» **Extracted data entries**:
● ● ● ● ● ● ●

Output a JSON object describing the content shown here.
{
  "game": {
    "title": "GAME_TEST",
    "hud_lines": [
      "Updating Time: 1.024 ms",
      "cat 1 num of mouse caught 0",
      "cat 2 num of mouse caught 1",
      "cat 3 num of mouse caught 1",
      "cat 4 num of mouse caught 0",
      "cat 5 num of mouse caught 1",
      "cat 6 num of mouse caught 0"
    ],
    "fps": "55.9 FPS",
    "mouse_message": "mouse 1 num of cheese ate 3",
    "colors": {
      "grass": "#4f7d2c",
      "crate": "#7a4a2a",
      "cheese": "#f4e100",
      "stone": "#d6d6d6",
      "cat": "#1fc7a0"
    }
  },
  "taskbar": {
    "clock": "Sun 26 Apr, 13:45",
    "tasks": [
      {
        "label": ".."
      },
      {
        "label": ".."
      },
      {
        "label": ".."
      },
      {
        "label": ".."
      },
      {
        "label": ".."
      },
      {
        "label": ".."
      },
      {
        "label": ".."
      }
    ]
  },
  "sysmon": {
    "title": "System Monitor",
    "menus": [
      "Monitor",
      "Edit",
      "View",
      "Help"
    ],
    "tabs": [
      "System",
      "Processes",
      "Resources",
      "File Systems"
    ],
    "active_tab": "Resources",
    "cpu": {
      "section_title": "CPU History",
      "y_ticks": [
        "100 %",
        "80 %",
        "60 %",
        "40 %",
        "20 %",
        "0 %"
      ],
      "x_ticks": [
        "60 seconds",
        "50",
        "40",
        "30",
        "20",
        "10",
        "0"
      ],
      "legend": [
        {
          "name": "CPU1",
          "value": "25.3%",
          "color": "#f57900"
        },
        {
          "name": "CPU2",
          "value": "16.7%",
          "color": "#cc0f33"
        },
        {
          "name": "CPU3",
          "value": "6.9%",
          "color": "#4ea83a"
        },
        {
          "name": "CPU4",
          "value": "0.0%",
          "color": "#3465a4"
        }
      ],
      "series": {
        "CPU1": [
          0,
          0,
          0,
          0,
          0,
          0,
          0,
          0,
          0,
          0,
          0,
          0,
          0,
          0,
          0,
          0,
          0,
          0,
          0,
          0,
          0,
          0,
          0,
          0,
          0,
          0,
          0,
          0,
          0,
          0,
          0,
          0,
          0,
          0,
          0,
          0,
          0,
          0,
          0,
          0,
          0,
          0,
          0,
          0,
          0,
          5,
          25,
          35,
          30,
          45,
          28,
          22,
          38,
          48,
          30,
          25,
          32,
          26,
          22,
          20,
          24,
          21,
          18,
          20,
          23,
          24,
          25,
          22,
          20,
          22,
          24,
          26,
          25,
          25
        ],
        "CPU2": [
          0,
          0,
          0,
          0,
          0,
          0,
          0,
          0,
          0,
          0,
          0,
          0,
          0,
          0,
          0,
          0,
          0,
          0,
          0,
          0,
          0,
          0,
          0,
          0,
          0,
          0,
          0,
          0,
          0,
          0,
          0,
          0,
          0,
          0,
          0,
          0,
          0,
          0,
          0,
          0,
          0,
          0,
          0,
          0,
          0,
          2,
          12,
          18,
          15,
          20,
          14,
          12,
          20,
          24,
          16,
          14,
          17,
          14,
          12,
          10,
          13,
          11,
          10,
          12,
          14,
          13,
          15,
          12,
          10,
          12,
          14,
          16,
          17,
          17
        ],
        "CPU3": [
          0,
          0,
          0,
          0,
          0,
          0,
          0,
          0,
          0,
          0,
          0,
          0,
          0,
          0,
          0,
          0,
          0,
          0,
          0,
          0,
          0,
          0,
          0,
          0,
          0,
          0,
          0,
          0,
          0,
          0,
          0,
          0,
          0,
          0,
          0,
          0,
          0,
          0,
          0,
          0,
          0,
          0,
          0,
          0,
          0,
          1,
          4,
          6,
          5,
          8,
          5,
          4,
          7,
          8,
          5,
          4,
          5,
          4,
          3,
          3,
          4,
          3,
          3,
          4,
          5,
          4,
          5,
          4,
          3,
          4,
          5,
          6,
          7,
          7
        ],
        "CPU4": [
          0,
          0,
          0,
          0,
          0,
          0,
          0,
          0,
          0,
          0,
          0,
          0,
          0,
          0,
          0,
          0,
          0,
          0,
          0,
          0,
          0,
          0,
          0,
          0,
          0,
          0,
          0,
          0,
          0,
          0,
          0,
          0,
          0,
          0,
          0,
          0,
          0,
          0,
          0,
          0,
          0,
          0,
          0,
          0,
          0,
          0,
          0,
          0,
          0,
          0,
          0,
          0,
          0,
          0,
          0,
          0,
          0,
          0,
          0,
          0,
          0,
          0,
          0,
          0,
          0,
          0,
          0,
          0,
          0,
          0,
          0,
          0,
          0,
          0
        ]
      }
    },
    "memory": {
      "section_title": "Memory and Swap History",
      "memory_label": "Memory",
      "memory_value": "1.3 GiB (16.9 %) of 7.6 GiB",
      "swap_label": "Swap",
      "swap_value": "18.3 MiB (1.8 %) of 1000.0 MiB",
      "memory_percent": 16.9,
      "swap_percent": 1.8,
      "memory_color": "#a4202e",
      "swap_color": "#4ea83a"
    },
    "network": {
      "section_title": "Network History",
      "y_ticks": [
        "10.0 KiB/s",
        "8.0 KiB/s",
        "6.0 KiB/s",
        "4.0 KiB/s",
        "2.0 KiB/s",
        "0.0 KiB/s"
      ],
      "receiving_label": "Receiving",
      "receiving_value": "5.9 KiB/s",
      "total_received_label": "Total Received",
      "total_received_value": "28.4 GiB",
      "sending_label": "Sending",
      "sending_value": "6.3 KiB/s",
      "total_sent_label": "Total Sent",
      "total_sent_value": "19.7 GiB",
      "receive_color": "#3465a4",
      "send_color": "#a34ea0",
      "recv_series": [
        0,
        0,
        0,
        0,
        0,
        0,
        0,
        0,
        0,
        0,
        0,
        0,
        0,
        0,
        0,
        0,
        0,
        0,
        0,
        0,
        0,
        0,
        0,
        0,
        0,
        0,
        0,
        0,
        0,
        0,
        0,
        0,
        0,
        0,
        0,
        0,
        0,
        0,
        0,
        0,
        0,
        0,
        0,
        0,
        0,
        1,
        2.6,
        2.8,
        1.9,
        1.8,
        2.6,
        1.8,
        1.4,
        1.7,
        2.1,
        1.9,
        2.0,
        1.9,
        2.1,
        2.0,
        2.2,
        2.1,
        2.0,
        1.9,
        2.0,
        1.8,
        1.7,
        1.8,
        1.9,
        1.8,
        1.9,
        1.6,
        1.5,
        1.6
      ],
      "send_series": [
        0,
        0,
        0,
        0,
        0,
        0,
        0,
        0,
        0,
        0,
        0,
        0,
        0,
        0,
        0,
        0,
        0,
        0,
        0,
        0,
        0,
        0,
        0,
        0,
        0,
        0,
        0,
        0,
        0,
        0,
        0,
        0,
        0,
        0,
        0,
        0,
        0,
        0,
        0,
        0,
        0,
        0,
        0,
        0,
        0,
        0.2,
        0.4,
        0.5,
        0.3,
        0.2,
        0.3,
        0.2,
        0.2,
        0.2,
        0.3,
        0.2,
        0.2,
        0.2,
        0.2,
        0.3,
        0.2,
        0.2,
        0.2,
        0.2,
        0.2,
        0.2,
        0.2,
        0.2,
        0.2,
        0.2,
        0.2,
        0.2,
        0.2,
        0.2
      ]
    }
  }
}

● ● ● ● ● ● ●

Every line above should be written out again exactly as it stands.

Output a JSON object describing the content shown here.
{
  "game": {
    "title": "GAME_TEST",
    "hud_lines": [
      "Updating Time: 1.024 ms",
      "cat 1 num of mouse caught 0",
      "cat 2 num of mouse caught 1",
      "cat 3 num of mouse caught 1",
      "cat 4 num of mouse caught 0",
      "cat 5 num of mouse caught 1",
      "cat 6 num of mouse caught 0"
    ],
    "fps": "55.9 FPS",
    "mouse_message": "mouse 1 num of cheese ate 3",
    "colors": {
      "grass": "#4f7d2c",
      "crate": "#7a4a2a",
      "cheese": "#f4e100",
      "stone": "#d6d6d6",
      "cat": "#1fc7a0"
    }
  },
  "taskbar": {
    "clock": "Sun 26 Apr, 13:45",
    "tasks": [
      {
        "label": ".."
      },
      {
        "label": ".."
      },
      {
        "label": ".."
      },
      {
        "label": ".."
      },
      {
        "label": ".."
      },
      {
        "label": ".."
      },
      {
        "label": ".."
      }
    ]
  },
  "sysmon": {
    "title": "System Monitor",
    "menus": [
      "Monitor",
      "Edit",
      "View",
      "Help"
    ],
    "tabs": [
      "System",
      "Processes",
      "Resources",
      "File Systems"
    ],
    "active_tab": "Resources",
    "cpu": {
      "section_title": "CPU History",
      "y_ticks": [
        "100 %",
        "80 %",
        "60 %",
        "40 %",
        "20 %",
        "0 %"
      ],
      "x_ticks": [
        "60 seconds",
        "50",
        "40",
        "30",
        "20",
        "10",
        "0"
      ],
      "legend": [
        {
          "name": "CPU1",
          "value": "25.3%",
          "color": "#f57900"
        },
        {
          "name": "CPU2",
          "value": "16.7%",
          "color": "#cc0f33"
        },
        {
          "name": "CPU3",
          "value": "6.9%",
          "color": "#4ea83a"
        },
        {
          "name": "CPU4",
          "value": "0.0%",
          "color": "#3465a4"
        }
      ],
      "series": {
        "CPU1": [
          0,
          0,
          0,
          0,
          0,
          0,
          0,
          0,
          0,
          0,
          0,
          0,
          0,
          0,
          0,
          0,
          0,
          0,
          0,
          0,
          0,
          0,
          0,
          0,
          0,
          0,
          0,
          0,
          0,
          0,
          0,
          0,
          0,
          0,
          0,
          0,
          0,
          0,
          0,
          0,
          0,
          0,
          0,
          0,
          0,
          5,
          25,
          35,
          30,
          45,
          28,
          22,
          38,
          48,
          30,
          25,
          32,
          26,
          22,
          20,
          24,
          21,
          18,
          20,
          23,
          24,
          25,
          22,
          20,
          22,
          24,
          26,
          25,
          25
        ],
        "CPU2": [
          0,
          0,
          0,
          0,
          0,
          0,
          0,
          0,
          0,
          0,
          0,
          0,
          0,
          0,
          0,
          0,
          0,
          0,
          0,
          0,
          0,
          0,
          0,
          0,
          0,
          0,
          0,
          0,
          0,
          0,
          0,
          0,
          0,
          0,
          0,
          0,
          0,
          0,
          0,
          0,
          0,
          0,
          0,
          0,
          0,
          2,
          12,
          18,
          15,
          20,
          14,
          12,
          20,
          24,
          16,
          14,
          17,
          14,
          12,
          10,
          13,
          11,
          10,
          12,
          14,
          13,
          15,
          12,
          10,
          12,
          14,
          16,
          17,
          17
        ],
        "CPU3": [
          0,
          0,
          0,
          0,
          0,
          0,
          0,
          0,
          0,
          0,
          0,
          0,
          0,
          0,
          0,
          0,
          0,
          0,
          0,
          0,
          0,
          0,
          0,
          0,
          0,
          0,
          0,
          0,
          0,
          0,
          0,
          0,
          0,
          0,
          0,
          0,
          0,
          0,
          0,
          0,
          0,
          0,
          0,
          0,
          0,
          1,
          4,
          6,
          5,
          8,
          5,
          4,
          7,
          8,
          5,
          4,
          5,
          4,
          3,
          3,
          4,
          3,
          3,
          4,
          5,
          4,
          5,
          4,
          3,
          4,
          5,
          6,
          7,
          7
        ],
        "CPU4": [
          0,
          0,
          0,
          0,
          0,
          0,
          0,
          0,
          0,
          0,
          0,
          0,
          0,
          0,
          0,
          0,
          0,
          0,
          0,
          0,
          0,
          0,
          0,
          0,
          0,
          0,
          0,
          0,
          0,
          0,
          0,
          0,
          0,
          0,
          0,
          0,
          0,
          0,
          0,
          0,
          0,
          0,
          0,
          0,
          0,
          0,
          0,
          0,
          0,
          0,
          0,
          0,
          0,
          0,
          0,
          0,
          0,
          0,
          0,
          0,
          0,
          0,
          0,
          0,
          0,
          0,
          0,
          0,
          0,
          0,
          0,
          0,
          0,
          0
        ]
      }
    },
    "memory": {
      "section_title": "Memory and Swap History",
      "memory_label": "Memory",
      "memory_value": "1.3 GiB (16.9 %) of 7.6 GiB",
      "swap_label": "Swap",
      "swap_value": "18.3 MiB (1.8 %) of 1000.0 MiB",
      "memory_percent": 16.9,
      "swap_percent": 1.8,
      "memory_color": "#a4202e",
      "swap_color": "#4ea83a"
    },
    "network": {
      "section_title": "Network History",
      "y_ticks": [
        "10.0 KiB/s",
        "8.0 KiB/s",
        "6.0 KiB/s",
        "4.0 KiB/s",
        "2.0 KiB/s",
        "0.0 KiB/s"
      ],
      "receiving_label": "Receiving",
      "receiving_value": "5.9 KiB/s",
      "total_received_label": "Total Received",
      "total_received_value": "28.4 GiB",
      "sending_label": "Sending",
      "sending_value": "6.3 KiB/s",
      "total_sent_label": "Total Sent",
      "total_sent_value": "19.7 GiB",
      "receive_color": "#3465a4",
      "send_color": "#a34ea0",
      "recv_series": [
        0,
        0,
        0,
        0,
        0,
        0,
        0,
        0,
        0,
        0,
        0,
        0,
        0,
        0,
        0,
        0,
        0,
        0,
        0,
        0,
        0,
        0,
        0,
        0,
        0,
        0,
        0,
        0,
        0,
        0,
        0,
        0,
        0,
        0,
        0,
        0,
        0,
        0,
        0,
        0,
        0,
        0,
        0,
        0,
        0,
        1,
        2.6,
        2.8,
        1.9,
        1.8,
        2.6,
        1.8,
        1.4,
        1.7,
        2.1,
        1.9,
        2.0,
        1.9,
        2.1,
        2.0,
        2.2,
        2.1,
        2.0,
        1.9,
        2.0,
        1.8,
        1.7,
        1.8,
        1.9,
        1.8,
        1.9,
        1.6,
        1.5,
        1.6
      ],
      "send_series": [
        0,
        0,
        0,
        0,
        0,
        0,
        0,
        0,
        0,
        0,
        0,
        0,
        0,
        0,
        0,
        0,
        0,
        0,
        0,
        0,
        0,
        0,
        0,
        0,
        0,
        0,
        0,
        0,
        0,
        0,
        0,
        0,
        0,
        0,
        0,
        0,
        0,
        0,
        0,
        0,
        0,
        0,
        0,
        0,
        0,
        0.2,
        0.4,
        0.5,
        0.3,
        0.2,
        0.3,
        0.2,
        0.2,
        0.2,
        0.3,
        0.2,
        0.2,
        0.2,
        0.2,
        0.3,
        0.2,
        0.2,
        0.2,
        0.2,
        0.2,
        0.2,
        0.2,
        0.2,
        0.2,
        0.2,
        0.2,
        0.2,
        0.2,
        0.2
      ]
    }
  }
}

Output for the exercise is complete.